(Records that describe figures)
※

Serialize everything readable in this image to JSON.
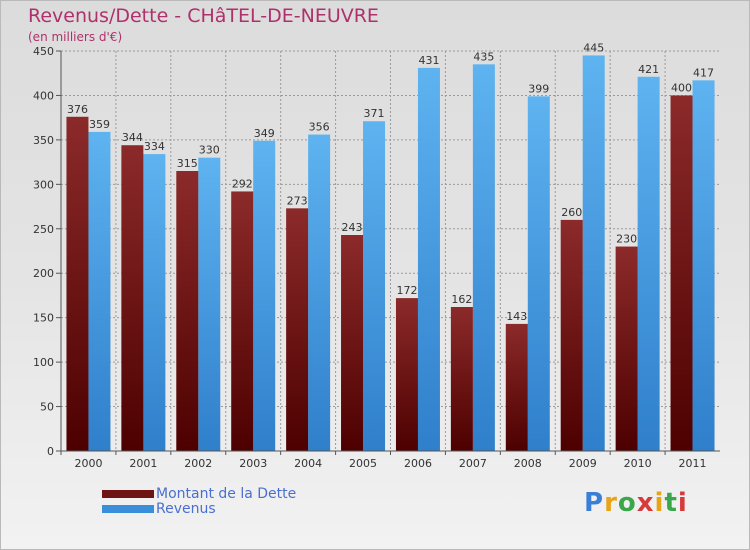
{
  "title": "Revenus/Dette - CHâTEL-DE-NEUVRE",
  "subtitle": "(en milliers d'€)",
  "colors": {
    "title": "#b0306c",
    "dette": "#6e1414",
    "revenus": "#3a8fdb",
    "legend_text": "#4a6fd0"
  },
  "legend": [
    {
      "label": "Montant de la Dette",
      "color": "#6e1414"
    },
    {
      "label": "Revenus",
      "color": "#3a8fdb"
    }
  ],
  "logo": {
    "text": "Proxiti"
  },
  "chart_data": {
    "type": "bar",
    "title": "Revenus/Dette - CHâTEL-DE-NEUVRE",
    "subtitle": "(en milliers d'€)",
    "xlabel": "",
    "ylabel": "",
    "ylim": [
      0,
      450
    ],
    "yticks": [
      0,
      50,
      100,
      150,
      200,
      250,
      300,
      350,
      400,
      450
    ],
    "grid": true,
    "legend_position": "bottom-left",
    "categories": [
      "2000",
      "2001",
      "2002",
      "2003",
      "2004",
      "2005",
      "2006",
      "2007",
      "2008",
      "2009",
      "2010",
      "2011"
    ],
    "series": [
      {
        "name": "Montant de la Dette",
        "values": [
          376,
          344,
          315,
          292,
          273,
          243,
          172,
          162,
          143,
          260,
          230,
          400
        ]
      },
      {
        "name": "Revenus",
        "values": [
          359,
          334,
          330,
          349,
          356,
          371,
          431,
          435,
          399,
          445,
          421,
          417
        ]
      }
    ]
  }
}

※

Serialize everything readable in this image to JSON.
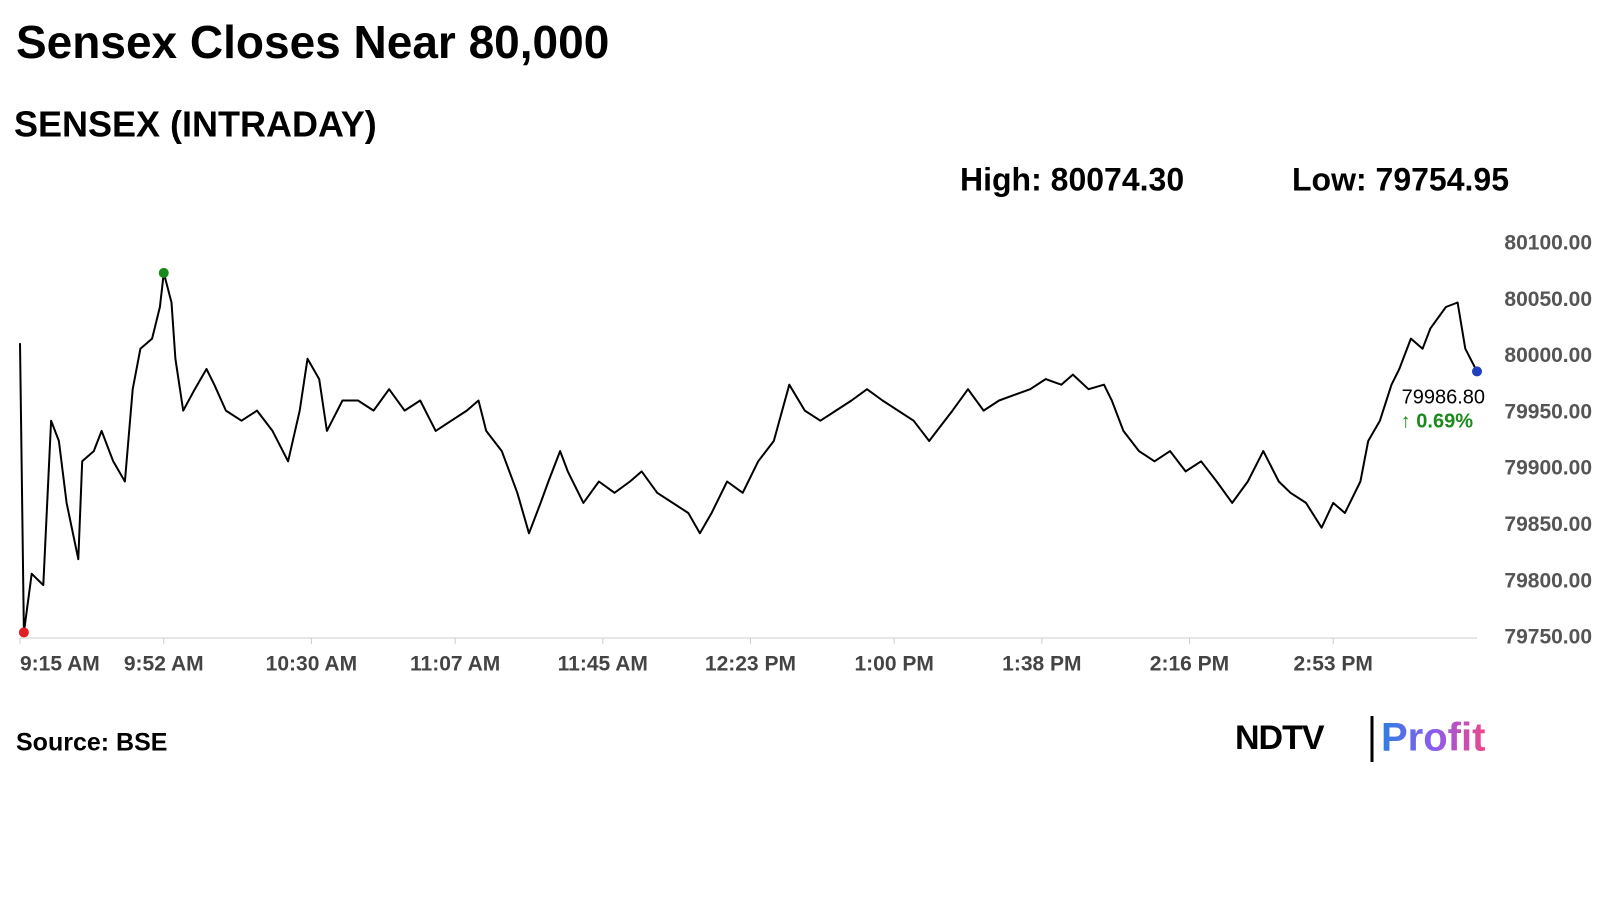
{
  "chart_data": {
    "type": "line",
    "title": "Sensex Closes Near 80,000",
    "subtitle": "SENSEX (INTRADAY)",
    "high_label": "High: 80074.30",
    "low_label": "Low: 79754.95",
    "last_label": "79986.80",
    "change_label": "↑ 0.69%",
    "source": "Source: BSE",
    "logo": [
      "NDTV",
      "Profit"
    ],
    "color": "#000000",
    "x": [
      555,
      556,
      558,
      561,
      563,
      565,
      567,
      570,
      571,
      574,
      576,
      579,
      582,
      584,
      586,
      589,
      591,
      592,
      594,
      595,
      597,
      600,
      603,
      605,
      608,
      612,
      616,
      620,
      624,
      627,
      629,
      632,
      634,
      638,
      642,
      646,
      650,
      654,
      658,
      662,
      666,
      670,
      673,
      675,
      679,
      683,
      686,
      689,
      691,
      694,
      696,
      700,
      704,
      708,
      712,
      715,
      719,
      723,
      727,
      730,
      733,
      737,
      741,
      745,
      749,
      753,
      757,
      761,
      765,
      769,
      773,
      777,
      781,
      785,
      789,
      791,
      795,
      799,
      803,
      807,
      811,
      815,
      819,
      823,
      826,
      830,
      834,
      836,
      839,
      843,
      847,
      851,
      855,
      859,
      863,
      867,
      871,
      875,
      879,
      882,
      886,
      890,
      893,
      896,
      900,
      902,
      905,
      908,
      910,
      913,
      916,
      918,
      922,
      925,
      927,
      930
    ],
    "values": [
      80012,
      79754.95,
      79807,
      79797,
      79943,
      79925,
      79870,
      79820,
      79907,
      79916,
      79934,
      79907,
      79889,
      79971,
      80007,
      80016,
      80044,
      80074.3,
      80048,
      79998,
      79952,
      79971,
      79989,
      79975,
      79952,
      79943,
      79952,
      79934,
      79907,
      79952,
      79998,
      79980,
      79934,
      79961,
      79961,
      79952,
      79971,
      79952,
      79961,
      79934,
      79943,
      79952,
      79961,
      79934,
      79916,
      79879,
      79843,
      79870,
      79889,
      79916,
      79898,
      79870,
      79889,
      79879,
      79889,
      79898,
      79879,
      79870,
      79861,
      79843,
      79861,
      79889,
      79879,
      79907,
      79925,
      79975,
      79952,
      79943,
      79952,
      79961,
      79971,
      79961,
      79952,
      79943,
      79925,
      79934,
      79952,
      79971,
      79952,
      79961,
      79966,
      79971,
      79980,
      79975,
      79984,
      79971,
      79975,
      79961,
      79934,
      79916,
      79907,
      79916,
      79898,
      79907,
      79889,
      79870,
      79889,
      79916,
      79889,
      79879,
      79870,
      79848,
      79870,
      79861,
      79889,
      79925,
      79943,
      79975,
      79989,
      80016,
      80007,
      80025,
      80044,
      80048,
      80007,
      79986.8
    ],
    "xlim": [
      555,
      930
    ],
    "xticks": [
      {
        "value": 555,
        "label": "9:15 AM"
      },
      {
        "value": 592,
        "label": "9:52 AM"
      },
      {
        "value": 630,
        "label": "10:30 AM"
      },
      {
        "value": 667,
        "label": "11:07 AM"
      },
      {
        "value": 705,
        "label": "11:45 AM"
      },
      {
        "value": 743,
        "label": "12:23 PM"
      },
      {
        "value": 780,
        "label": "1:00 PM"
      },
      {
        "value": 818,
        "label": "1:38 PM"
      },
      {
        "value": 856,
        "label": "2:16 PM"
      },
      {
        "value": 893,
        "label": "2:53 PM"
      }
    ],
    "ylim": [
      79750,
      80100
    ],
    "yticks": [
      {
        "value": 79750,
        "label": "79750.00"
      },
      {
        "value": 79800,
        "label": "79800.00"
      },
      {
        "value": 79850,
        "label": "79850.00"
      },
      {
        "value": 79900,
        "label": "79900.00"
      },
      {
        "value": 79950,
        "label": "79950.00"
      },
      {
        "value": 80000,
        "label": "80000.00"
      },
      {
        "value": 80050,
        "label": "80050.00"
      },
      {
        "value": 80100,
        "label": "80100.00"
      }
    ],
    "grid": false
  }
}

※

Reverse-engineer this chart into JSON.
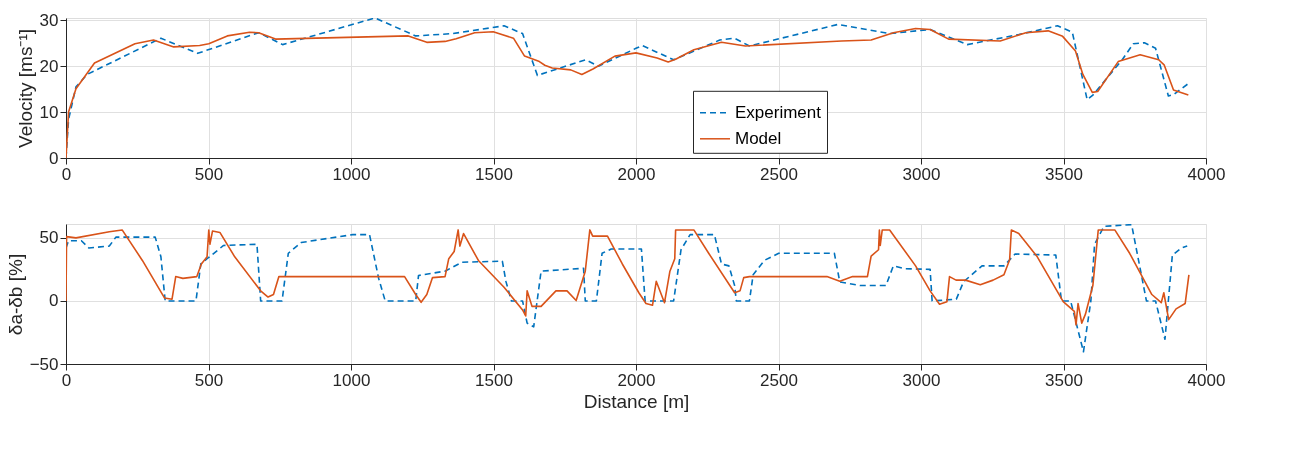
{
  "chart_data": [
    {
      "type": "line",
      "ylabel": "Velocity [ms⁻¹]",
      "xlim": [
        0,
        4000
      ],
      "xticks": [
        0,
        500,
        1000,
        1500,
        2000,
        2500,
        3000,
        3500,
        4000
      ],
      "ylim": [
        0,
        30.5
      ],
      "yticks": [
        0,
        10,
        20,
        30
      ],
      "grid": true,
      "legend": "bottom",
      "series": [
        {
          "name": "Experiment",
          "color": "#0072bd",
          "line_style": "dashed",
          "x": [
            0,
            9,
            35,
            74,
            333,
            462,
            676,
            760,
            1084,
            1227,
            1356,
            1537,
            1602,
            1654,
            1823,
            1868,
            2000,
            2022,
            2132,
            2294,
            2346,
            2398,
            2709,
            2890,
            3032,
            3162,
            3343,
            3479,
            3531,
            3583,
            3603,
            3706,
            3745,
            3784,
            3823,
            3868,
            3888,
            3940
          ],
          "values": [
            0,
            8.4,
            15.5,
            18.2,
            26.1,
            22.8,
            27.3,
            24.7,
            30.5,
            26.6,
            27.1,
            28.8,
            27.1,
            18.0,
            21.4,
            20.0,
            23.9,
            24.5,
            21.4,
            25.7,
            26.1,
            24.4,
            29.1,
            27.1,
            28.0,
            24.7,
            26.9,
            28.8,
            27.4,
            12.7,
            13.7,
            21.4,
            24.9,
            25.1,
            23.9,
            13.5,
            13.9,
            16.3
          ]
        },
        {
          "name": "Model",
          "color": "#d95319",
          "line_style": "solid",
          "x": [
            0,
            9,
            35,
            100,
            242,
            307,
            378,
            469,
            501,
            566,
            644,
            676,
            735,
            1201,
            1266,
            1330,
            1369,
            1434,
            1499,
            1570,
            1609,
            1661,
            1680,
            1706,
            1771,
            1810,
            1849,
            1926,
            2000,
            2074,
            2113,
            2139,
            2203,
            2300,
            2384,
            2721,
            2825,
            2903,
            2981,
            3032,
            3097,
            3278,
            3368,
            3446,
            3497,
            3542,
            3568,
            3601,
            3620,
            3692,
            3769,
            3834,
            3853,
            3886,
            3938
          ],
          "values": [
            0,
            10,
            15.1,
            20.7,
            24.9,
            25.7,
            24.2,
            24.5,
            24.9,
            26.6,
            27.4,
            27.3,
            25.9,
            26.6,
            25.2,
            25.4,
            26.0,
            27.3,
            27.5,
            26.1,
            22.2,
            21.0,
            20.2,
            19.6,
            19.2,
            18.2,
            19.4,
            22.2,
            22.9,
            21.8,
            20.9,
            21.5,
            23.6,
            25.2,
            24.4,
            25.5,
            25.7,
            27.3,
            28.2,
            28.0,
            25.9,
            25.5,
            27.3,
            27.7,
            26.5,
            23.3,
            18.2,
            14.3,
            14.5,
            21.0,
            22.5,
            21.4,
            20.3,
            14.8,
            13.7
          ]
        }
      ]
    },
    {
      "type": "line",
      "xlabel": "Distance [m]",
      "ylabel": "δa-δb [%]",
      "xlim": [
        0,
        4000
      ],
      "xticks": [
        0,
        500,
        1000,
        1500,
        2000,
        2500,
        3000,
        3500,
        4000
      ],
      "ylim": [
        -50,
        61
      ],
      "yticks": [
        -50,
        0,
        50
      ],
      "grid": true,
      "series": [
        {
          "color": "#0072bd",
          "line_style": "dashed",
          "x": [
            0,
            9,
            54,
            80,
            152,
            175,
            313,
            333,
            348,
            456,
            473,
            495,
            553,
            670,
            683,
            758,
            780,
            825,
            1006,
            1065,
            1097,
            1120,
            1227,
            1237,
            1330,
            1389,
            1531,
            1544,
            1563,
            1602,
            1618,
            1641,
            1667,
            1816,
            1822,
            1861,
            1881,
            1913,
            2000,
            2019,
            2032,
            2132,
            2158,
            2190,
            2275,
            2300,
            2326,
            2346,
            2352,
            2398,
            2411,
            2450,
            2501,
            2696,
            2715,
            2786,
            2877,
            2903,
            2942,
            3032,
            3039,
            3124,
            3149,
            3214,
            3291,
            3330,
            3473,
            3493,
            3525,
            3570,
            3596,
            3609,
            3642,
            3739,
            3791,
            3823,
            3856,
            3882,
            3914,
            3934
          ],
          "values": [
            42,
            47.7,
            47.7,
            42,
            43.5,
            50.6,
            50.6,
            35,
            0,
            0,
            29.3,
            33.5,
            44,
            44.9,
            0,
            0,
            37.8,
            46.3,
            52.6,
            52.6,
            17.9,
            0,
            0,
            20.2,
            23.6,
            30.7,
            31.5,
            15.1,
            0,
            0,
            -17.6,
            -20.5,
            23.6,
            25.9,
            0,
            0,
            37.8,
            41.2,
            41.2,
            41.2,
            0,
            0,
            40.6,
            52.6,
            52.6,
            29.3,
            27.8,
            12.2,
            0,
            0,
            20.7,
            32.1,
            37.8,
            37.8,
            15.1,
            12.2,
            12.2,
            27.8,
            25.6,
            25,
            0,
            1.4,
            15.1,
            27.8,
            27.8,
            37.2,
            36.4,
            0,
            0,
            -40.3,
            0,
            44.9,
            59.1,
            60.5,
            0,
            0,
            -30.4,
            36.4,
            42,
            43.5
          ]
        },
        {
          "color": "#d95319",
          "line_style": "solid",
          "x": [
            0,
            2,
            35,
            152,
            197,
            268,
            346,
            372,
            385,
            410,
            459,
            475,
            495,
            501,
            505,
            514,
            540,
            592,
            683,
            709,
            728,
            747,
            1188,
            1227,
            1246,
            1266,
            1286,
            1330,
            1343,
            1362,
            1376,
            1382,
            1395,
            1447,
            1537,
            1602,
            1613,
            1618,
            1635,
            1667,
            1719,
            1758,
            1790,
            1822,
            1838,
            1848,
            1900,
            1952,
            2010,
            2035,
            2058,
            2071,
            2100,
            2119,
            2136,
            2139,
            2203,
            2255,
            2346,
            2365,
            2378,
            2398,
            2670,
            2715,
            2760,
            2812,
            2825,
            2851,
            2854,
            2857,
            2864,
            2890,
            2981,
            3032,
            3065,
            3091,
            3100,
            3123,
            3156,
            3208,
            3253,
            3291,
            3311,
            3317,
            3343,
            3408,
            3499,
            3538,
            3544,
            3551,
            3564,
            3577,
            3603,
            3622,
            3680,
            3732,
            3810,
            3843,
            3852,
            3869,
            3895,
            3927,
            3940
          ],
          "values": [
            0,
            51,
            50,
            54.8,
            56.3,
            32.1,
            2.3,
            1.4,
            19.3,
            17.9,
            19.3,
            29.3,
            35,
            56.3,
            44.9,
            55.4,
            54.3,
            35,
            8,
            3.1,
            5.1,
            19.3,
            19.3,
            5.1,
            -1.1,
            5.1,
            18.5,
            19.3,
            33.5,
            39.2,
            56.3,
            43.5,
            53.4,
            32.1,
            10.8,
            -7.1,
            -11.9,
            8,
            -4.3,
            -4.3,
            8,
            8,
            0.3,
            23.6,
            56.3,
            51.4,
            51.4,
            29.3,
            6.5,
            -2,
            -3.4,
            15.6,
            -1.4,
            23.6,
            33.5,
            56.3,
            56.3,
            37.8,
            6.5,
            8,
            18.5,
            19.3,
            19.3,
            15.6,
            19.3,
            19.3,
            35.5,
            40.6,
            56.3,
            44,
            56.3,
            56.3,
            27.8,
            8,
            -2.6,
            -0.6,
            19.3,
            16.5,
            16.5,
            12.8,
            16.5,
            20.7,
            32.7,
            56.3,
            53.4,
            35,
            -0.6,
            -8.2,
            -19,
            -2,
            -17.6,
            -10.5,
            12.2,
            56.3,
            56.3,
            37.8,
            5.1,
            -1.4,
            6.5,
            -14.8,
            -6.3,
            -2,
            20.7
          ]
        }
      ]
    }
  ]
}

※

**Challenge:** Search the data for "ylabel". Copy every matching line.

**Written response:**
    "ylabel": "",
      "ylabel": "Velocity [ms⁻¹]",
      "ylabel": "δa-δb [%]",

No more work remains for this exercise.